Data for processing |
+--

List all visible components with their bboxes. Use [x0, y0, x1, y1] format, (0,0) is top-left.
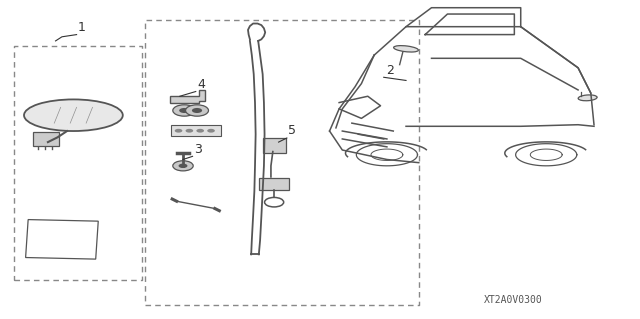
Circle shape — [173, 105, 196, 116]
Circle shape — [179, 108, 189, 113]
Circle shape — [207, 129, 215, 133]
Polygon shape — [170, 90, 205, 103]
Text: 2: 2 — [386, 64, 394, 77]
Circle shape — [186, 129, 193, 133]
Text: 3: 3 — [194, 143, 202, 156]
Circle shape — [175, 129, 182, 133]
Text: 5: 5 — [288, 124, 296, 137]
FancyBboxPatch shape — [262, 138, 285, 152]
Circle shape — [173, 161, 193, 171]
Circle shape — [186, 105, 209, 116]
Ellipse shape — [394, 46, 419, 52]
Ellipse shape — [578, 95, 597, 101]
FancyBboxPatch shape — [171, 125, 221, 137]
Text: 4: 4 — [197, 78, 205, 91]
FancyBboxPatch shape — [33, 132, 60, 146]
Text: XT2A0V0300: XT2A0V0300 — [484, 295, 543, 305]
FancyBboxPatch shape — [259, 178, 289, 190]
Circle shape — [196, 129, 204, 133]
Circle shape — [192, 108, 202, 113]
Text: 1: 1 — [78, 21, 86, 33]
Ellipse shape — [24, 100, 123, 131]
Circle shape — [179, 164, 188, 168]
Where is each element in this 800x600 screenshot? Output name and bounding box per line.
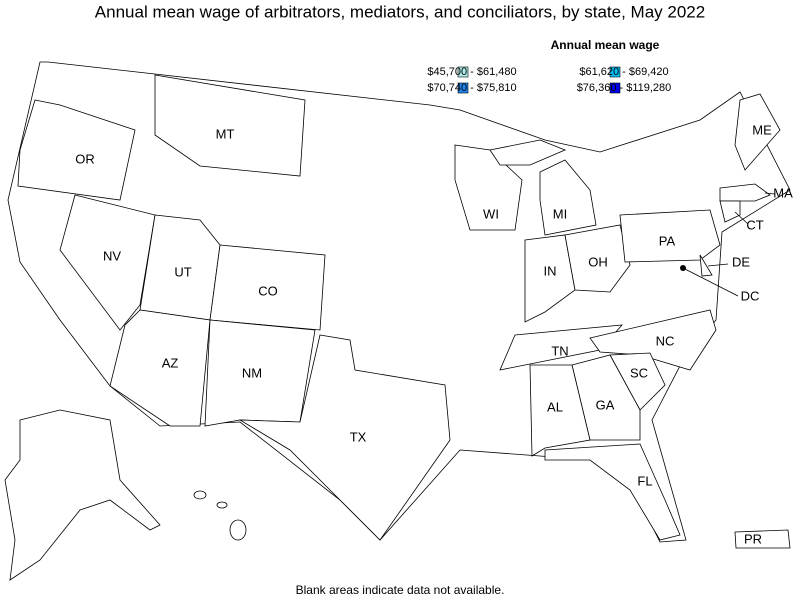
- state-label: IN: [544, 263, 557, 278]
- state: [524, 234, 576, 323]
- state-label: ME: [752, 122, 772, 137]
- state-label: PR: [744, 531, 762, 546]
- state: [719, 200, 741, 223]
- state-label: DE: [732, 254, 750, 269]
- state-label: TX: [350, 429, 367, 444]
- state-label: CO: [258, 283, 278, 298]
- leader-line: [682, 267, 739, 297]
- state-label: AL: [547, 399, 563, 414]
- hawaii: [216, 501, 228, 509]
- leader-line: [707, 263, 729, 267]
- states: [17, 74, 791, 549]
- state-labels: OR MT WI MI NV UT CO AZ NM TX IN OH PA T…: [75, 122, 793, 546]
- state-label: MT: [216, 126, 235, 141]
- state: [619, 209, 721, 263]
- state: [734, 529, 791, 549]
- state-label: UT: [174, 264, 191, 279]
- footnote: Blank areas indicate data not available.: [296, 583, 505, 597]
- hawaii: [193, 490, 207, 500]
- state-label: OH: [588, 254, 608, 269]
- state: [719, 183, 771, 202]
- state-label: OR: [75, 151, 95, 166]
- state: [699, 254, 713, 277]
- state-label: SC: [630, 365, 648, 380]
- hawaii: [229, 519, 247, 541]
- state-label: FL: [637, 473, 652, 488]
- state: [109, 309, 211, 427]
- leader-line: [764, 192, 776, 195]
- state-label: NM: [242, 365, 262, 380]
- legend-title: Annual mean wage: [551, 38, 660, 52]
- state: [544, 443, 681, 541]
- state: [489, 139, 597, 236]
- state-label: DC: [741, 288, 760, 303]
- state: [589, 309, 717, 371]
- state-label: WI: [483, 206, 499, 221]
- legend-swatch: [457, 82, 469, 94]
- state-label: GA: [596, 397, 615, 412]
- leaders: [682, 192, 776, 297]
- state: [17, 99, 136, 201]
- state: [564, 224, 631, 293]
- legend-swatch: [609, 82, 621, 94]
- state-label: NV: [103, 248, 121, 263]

+--

Aim | Convert the rows into a JSON list of strings, one string per line, leaving out blank lines. Begin at the line that has "Circle shape — [173, 105, 196, 116]" and stop after the line that has "Ellipse shape — [578, 95, 597, 101]".

Solved exercise |
[
  "Circle shape — [173, 105, 196, 116]",
  "Circle shape — [179, 108, 189, 113]",
  "Circle shape — [207, 129, 215, 133]",
  "Polygon shape — [170, 90, 205, 103]",
  "Text: 2: 2 — [386, 64, 394, 77]",
  "Circle shape — [186, 129, 193, 133]",
  "Text: 3: 3 — [194, 143, 202, 156]",
  "Circle shape — [175, 129, 182, 133]",
  "Text: 5: 5 — [288, 124, 296, 137]",
  "FancyBboxPatch shape — [262, 138, 285, 152]",
  "Circle shape — [173, 161, 193, 171]",
  "Circle shape — [186, 105, 209, 116]",
  "Ellipse shape — [394, 46, 419, 52]",
  "Ellipse shape — [578, 95, 597, 101]"
]